> [Exercise instructions] Pull out the lines from the start of the records up to and including the line that contains "The capacitive sensor 30 is at (372, 548).", and copy them word for word.

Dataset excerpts
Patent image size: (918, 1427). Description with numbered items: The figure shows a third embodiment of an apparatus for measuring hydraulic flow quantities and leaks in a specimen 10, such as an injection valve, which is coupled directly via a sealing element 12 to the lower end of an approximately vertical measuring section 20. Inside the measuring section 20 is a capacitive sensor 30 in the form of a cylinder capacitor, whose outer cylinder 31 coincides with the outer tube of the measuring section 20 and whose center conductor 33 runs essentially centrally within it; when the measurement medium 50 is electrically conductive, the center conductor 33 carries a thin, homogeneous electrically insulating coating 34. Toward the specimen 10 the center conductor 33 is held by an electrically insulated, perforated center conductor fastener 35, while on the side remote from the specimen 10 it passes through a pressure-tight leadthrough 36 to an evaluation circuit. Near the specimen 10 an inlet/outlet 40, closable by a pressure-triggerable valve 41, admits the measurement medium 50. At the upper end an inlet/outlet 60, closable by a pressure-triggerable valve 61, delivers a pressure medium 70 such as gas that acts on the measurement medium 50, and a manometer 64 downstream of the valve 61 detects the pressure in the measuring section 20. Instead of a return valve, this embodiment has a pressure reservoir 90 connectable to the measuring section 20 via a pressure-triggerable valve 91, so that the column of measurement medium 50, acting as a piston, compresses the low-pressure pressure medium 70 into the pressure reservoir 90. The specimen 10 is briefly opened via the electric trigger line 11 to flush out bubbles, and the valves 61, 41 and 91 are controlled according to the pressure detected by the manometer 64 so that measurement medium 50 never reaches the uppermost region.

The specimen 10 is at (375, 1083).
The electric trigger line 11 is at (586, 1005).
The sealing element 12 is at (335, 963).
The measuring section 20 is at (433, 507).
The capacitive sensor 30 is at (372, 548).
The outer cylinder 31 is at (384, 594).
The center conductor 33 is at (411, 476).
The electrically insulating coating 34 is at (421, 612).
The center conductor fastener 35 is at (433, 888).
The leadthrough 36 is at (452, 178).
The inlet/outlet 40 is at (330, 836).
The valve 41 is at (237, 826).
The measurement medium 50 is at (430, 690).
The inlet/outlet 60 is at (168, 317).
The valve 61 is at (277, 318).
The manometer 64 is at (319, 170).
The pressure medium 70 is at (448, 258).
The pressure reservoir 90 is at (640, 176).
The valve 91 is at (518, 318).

> [Result of the exercise]
Patent image size: (918, 1427). Description with numbered items: The figure shows a third embodiment of an apparatus for measuring hydraulic flow quantities and leaks in a specimen 10, such as an injection valve, which is coupled directly via a sealing element 12 to the lower end of an approximately vertical measuring section 20. Inside the measuring section 20 is a capacitive sensor 30 in the form of a cylinder capacitor, whose outer cylinder 31 coincides with the outer tube of the measuring section 20 and whose center conductor 33 runs essentially centrally within it; when the measurement medium 50 is electrically conductive, the center conductor 33 carries a thin, homogeneous electrically insulating coating 34. Toward the specimen 10 the center conductor 33 is held by an electrically insulated, perforated center conductor fastener 35, while on the side remote from the specimen 10 it passes through a pressure-tight leadthrough 36 to an evaluation circuit. Near the specimen 10 an inlet/outlet 40, closable by a pressure-triggerable valve 41, admits the measurement medium 50. At the upper end an inlet/outlet 60, closable by a pressure-triggerable valve 61, delivers a pressure medium 70 such as gas that acts on the measurement medium 50, and a manometer 64 downstream of the valve 61 detects the pressure in the measuring section 20. Instead of a return valve, this embodiment has a pressure reservoir 90 connectable to the measuring section 20 via a pressure-triggerable valve 91, so that the column of measurement medium 50, acting as a piston, compresses the low-pressure pressure medium 70 into the pressure reservoir 90. The specimen 10 is briefly opened via the electric trigger line 11 to flush out bubbles, and the valves 61, 41 and 91 are controlled according to the pressure detected by the manometer 64 so that measurement medium 50 never reaches the uppermost region.

The specimen 10 is at (375, 1083).
The electric trigger line 11 is at (586, 1005).
The sealing element 12 is at (335, 963).
The measuring section 20 is at (433, 507).
The capacitive sensor 30 is at (372, 548).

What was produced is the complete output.